**Exercises to complete**
a - Answer these questions about the house-price passage:
(i) For how many homes does the speaker imagine having collected sale prices?
(ii) What data type will be used to record the acreage values?
(iii) According to the passage, about how many acres are in a hectare?
b - Reproduce verbatim the part of the house-price passage starting with "Can you see" and going on through "passing familiarity with.".
c - List every column name in the house-price passage that is written with underscores.

**Text block**
((

Luckily, in our case, it's pretty straightforward. We want to predict the sale price of homes, so let's make a column called sale_price and we'll imagine that we've collected the sale price of... say... 5 different homes. I'll just make up some numbers here in the hundreds of thousands of dollars-or so. Now, when we're collecting our data in a table each row of the table will represent a different "record" or "observation" in our case our unit of observation is a house or a single property. So each row will hold the information of a specific house and each column will hold a specific characteristic of those houses.

So let's add some new columns here. Let's add a column for the square footage of the home, the acreage of the property, and... the number of bedrooms. Sorry about using square footage and acreage instead of square meters and hectares or whatever, but they're measuring the same thing, just with different units.

Now I'll fill these in with some fake data. Don't be alarmed about the fakeness of this data here, it really is okay to work with fake data, it's trying to pass fake data off as if it were real data that will get you in trouble.

As I make up this data I want you to ask yourself, "What data type would you use to represent these different measurements?" How about number of bedrooms (num_bedrooms)? Well, that would naturally lend itself to being represented by integer values. It doesn't make much sense to have less than a whole bedroom does it?

What about lot size in acres though (lot_size_acres)? I might want some extra granularity here since (at least where I live) most homes aren't on anywhere near a full acre lot. (There's about 2.47 acres in a hectare by the way.) So I'll need to record the acreage values using floats.

The sale price and the square footage (sale_price & square_ft)? Well, it's up to me. Do I care to have a measurement so precise that I'm measuring the sale price to the nearest cent? or the square footage to the nearest tenth, hundredth, or thousandth of a square foot? or something like that? Well that level of specificity is probably more hassle than it's worth, so we'll just round those to the nearest whole number as well.

Alright, so we've already seen both floats and integers in action, just in how we've chosen to record our data, the units that we've chosen to use and the attributes of our unit of observation (houses) that we've selected.

Can you see how many decisions we've already had to make, both implicitly and explicitly just to collect our data? And I mean, we haven't even really collected it, it's fake data after all, but there are still a lot of considerations to make. Navigating all of these different considerations as they pop up and doing it wisely is a big part of any data professional's job.

Tabular Data

Machine Learning Algorithms

Alright, so now that we've set the stage. Now here comes a boatload of new terminology. I'm going to drown you in some new terminology, but after I've introduced it all, I'll call your attention to which of these terms are the most important to have absolutely memorized and which ones you just need to have a passing familiarity with.

))

A run of records:
((

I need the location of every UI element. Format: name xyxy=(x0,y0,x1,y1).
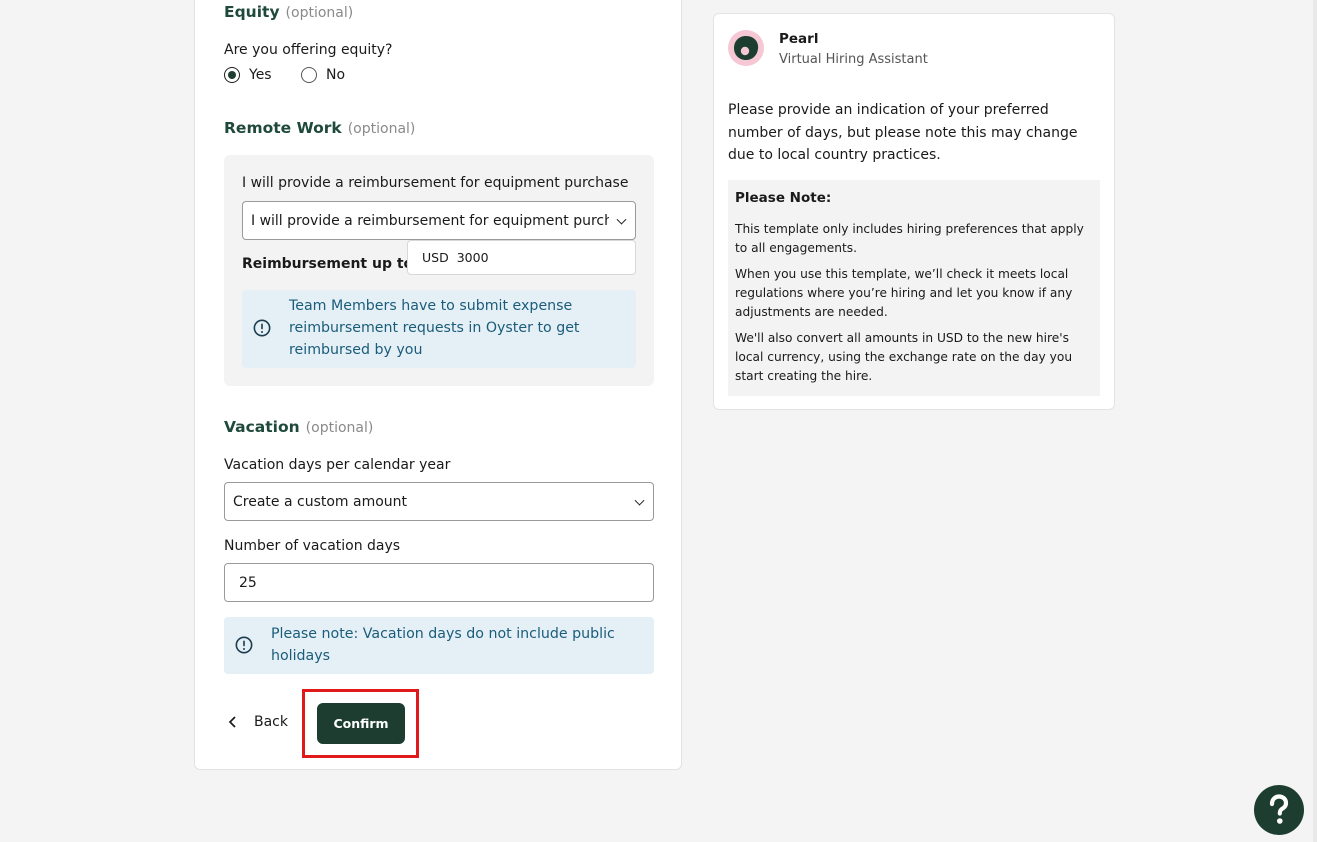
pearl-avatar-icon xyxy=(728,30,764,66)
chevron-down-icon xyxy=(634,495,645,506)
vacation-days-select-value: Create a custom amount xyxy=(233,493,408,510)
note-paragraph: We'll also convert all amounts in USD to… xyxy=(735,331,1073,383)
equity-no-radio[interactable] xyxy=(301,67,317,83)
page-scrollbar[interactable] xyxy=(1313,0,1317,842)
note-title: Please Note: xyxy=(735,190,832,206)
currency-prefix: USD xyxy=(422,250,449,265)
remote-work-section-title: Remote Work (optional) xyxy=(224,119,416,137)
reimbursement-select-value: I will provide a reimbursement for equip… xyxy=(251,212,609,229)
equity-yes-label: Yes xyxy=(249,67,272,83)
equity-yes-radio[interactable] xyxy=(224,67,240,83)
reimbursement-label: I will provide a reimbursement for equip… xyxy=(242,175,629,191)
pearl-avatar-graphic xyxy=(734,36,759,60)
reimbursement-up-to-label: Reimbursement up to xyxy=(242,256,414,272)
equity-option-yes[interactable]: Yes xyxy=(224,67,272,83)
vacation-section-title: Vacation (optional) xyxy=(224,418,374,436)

))

**Results of the tasks**
a -
(i) 5 homes
(ii) Floats
(iii) About 2.47

b -
Can you see how many decisions we've already had to make, both implicitly and explicitly just to collect our data? And I mean, we haven't even really collected it, it's fake data after all, but there are still a lot of considerations to make. Navigating all of these different considerations as they pop up and doing it wisely is a big part of any data professional's job.

Tabular Data

Machine Learning Algorithms

Alright, so now that we've set the stage. Now here comes a boatload of new terminology. I'm going to drown you in some new terminology, but after I've introduced it all, I'll call your attention to which of these terms are the most important to have absolutely memorized and which ones you just need to have a passing familiarity with.

c -
sale_price
num_bedrooms
lot_size_acres
square_ft